What is asked:
Return each line of the records holding the string "content".

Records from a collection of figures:
-=-=-=-=-

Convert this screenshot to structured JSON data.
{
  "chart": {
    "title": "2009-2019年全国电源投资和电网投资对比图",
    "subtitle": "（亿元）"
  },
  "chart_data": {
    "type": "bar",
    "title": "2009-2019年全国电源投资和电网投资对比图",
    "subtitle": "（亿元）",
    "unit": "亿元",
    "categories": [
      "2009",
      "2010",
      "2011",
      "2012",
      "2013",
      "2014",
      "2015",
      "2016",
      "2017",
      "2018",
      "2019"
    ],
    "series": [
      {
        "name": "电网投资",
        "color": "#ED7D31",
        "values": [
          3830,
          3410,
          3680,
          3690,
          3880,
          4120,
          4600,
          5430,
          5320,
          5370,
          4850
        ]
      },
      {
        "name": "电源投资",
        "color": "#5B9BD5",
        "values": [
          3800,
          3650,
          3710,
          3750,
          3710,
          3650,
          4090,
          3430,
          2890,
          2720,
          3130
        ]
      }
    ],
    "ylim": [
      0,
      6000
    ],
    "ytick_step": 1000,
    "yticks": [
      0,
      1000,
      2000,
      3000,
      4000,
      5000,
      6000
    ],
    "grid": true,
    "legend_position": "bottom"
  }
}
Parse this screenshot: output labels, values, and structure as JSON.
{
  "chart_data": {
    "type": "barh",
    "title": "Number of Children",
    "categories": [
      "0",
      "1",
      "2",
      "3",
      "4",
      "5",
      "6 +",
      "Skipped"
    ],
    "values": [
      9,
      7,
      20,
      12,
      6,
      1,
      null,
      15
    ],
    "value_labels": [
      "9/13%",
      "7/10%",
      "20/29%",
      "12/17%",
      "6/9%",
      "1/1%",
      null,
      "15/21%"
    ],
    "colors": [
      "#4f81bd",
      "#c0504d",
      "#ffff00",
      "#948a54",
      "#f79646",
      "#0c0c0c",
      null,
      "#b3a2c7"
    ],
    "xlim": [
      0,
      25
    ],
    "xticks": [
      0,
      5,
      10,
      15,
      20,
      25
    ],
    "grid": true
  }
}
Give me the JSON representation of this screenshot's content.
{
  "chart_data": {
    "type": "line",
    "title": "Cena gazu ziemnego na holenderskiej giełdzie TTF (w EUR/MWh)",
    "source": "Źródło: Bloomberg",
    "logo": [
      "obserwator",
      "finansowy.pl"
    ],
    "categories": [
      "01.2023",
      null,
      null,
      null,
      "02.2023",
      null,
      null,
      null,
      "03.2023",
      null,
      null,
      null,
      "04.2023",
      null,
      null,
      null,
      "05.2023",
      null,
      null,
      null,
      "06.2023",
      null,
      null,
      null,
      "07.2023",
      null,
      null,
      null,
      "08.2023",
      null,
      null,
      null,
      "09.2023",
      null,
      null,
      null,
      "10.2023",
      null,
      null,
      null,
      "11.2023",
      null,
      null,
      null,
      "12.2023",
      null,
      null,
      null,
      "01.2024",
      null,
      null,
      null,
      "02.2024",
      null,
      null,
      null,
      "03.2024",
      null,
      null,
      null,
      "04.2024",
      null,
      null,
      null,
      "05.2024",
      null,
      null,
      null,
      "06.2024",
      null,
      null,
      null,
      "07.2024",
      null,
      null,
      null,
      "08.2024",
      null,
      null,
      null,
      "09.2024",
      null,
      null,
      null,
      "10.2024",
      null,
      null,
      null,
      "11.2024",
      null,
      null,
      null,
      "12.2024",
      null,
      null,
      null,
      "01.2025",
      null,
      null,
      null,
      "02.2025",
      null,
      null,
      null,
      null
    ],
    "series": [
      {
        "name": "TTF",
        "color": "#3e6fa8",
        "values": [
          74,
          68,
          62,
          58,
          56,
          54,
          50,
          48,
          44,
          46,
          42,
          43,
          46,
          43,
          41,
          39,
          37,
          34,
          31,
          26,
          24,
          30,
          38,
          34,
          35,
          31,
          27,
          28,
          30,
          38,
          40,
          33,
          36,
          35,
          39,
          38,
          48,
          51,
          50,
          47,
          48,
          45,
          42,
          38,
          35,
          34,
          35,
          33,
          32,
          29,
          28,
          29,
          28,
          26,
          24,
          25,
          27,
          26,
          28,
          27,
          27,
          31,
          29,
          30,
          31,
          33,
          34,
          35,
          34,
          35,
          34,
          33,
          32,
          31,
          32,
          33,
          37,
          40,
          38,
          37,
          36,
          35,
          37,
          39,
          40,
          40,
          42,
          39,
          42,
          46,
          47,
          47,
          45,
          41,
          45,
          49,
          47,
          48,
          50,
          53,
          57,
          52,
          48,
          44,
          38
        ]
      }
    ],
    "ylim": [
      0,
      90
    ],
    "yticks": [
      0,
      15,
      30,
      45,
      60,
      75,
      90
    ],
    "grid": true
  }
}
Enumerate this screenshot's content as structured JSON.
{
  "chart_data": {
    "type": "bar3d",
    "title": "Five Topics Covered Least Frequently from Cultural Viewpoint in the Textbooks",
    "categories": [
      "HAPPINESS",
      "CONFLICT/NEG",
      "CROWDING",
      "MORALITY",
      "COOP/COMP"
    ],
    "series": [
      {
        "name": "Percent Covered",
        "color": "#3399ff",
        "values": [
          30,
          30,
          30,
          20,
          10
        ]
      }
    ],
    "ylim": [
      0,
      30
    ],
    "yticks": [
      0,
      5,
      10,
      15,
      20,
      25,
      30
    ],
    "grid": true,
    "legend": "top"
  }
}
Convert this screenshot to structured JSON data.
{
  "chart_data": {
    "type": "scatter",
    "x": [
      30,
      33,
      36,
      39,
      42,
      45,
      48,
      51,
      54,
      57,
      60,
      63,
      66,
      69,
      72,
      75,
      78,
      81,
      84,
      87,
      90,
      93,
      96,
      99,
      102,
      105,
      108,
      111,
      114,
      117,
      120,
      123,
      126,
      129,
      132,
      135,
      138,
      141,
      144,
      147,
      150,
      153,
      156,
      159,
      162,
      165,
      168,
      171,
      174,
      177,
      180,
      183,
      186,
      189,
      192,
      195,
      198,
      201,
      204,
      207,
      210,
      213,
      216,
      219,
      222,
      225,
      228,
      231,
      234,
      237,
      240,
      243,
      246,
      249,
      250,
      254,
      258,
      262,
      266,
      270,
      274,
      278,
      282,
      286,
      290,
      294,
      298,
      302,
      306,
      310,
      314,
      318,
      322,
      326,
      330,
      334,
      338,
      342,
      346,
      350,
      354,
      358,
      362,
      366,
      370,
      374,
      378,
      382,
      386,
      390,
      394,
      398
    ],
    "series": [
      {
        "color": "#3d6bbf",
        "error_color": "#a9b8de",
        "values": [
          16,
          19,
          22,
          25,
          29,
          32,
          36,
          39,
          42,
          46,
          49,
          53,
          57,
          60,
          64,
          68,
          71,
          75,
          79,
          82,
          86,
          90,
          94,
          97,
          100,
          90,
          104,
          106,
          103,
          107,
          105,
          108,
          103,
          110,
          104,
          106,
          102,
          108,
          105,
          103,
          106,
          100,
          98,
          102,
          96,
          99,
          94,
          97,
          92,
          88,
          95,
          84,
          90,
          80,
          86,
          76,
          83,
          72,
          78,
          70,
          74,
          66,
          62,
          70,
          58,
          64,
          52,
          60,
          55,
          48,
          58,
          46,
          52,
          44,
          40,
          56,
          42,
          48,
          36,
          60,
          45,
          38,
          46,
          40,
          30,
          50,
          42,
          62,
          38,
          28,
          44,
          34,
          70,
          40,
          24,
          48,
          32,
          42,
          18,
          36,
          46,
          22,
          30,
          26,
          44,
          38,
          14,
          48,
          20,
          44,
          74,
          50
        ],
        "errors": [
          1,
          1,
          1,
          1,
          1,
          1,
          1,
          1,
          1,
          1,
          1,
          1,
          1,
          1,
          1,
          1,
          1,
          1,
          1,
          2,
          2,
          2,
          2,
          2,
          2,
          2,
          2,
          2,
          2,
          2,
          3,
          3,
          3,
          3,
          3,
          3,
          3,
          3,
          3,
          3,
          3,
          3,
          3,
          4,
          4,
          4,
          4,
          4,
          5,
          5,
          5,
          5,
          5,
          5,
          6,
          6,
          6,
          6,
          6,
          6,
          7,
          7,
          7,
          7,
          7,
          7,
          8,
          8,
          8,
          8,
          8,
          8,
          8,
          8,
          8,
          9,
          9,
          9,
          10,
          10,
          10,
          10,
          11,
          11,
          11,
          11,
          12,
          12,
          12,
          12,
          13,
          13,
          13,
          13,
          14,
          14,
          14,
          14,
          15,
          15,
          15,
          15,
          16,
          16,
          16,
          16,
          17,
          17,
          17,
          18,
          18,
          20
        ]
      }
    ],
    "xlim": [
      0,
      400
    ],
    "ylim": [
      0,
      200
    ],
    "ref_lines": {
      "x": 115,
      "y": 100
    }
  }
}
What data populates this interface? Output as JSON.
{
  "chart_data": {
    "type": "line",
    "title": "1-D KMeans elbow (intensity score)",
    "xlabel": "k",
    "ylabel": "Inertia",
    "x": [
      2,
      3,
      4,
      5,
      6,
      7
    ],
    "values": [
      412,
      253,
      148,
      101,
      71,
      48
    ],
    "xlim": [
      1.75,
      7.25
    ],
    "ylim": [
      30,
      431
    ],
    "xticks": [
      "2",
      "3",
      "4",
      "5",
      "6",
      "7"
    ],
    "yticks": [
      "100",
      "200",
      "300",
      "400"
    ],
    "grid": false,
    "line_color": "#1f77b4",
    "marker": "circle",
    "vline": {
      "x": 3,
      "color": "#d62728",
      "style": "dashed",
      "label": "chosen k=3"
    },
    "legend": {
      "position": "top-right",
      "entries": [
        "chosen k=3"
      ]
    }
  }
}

-=-=-=-=-

Exercise solution:
Give me the JSON representation of this screenshot's content.
Enumerate this screenshot's content as structured JSON.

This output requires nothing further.